>> begin
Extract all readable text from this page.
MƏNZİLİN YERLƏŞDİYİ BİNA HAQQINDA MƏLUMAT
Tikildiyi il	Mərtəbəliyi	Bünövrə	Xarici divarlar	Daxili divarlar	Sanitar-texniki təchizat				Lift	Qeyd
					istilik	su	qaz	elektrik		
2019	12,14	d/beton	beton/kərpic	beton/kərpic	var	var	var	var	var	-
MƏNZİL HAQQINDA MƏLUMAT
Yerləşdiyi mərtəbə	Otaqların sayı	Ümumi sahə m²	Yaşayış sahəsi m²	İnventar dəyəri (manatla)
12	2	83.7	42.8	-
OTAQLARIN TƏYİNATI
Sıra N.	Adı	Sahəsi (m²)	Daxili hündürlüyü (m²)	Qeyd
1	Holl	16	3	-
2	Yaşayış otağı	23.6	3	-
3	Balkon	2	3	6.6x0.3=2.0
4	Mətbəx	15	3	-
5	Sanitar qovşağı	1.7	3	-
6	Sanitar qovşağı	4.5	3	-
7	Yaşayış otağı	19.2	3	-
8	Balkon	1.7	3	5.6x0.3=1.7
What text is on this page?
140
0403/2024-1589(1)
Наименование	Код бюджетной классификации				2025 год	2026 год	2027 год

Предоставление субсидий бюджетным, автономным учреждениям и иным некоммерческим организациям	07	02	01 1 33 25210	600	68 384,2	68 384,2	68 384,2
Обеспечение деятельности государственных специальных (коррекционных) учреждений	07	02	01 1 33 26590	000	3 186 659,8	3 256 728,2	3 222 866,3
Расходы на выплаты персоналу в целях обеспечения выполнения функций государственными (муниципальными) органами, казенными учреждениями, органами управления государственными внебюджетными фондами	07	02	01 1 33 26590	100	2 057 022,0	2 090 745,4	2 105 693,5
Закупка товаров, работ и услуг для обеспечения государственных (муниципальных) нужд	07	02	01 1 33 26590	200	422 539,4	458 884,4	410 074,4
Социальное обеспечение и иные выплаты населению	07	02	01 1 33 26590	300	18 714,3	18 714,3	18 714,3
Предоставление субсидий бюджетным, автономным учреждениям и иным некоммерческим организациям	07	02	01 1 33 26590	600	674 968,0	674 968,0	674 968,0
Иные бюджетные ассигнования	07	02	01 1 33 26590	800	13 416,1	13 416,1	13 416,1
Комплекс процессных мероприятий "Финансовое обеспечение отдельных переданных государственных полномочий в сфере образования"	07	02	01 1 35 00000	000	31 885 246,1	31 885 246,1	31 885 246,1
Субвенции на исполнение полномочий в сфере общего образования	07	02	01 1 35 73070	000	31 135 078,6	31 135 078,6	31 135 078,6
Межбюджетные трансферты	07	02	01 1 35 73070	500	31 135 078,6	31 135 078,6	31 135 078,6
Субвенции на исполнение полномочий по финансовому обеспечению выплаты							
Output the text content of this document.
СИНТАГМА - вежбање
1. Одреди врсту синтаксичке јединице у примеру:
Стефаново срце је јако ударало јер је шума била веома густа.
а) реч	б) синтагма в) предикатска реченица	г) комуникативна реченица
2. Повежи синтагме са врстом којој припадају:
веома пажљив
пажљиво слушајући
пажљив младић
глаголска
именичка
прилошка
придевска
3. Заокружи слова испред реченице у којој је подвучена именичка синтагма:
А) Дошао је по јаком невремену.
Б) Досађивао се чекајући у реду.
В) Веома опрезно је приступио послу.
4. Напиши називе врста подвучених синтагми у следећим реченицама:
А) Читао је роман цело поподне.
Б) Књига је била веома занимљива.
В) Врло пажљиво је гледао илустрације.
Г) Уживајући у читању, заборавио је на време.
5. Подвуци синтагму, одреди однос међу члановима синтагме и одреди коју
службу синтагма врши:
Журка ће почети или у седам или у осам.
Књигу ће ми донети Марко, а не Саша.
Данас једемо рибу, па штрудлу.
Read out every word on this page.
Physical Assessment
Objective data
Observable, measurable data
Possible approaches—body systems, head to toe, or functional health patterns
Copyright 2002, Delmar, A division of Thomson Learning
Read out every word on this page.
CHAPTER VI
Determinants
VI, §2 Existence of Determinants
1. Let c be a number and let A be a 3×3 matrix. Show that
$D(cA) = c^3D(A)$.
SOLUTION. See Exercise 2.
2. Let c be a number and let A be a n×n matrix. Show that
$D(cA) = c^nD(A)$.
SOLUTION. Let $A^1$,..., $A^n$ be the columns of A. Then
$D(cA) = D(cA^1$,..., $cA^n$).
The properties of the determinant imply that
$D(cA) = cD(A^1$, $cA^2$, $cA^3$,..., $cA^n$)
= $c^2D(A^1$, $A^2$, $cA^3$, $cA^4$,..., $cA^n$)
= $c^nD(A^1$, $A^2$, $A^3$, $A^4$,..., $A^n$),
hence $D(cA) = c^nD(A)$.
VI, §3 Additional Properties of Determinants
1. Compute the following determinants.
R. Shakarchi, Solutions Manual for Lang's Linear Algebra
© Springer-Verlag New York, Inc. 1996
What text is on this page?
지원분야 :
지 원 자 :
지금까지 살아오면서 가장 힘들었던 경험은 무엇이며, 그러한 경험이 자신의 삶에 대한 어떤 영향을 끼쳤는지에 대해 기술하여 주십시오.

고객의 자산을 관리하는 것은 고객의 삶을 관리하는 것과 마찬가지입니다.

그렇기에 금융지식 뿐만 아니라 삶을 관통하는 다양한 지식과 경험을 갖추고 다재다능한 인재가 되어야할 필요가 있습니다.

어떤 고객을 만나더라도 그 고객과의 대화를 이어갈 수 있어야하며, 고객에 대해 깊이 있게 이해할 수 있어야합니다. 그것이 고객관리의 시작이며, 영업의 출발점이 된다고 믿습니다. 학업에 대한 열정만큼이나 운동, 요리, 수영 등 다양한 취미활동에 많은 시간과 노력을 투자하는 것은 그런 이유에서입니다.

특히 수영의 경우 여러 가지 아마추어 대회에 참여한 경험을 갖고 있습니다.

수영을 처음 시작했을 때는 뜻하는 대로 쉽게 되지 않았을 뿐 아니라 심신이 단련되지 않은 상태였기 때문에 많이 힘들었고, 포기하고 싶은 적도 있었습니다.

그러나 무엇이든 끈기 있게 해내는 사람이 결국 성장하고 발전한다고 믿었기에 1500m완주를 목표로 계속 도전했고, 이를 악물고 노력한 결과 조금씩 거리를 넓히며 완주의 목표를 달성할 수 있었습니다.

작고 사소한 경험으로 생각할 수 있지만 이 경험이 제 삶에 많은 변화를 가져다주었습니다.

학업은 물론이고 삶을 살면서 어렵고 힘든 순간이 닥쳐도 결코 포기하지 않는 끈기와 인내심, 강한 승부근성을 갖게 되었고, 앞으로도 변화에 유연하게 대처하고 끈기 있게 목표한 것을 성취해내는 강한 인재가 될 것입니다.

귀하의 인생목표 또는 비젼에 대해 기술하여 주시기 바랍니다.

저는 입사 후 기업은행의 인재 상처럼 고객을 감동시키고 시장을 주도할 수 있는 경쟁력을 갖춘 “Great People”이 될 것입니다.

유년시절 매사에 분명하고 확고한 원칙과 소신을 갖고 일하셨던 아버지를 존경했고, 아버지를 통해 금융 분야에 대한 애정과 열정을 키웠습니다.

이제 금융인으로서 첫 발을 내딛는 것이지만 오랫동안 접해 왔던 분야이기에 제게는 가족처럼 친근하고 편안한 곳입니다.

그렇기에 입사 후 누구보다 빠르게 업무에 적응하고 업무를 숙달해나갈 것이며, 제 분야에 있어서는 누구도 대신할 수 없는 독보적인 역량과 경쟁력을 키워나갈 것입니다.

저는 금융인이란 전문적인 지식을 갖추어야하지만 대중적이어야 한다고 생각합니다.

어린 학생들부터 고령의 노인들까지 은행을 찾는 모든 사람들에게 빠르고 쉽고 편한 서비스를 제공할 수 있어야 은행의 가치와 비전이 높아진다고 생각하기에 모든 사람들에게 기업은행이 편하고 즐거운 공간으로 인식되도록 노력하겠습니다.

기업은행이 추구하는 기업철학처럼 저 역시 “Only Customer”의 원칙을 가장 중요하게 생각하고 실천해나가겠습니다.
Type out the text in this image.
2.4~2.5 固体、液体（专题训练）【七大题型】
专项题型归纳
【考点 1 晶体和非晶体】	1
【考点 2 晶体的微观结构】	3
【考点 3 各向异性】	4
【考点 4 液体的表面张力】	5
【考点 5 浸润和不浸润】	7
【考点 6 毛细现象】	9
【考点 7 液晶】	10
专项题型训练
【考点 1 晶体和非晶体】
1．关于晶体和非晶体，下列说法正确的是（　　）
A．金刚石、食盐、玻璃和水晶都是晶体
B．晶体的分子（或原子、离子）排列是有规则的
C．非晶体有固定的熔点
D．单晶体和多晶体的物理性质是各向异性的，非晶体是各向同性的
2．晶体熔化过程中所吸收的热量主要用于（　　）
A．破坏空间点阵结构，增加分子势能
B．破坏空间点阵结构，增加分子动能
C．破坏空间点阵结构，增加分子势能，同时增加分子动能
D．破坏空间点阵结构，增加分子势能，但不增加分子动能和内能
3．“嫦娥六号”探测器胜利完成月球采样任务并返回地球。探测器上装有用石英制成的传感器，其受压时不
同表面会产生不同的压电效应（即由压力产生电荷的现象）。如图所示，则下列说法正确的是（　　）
>> end
■ **Direction**
Isolate each line of the listing above that includes "otağı". Copy it.

■ **Response to this exercise**
2	Yaşayış otağı	23.6	3	-
7	Yaşayış otağı	19.2	3	-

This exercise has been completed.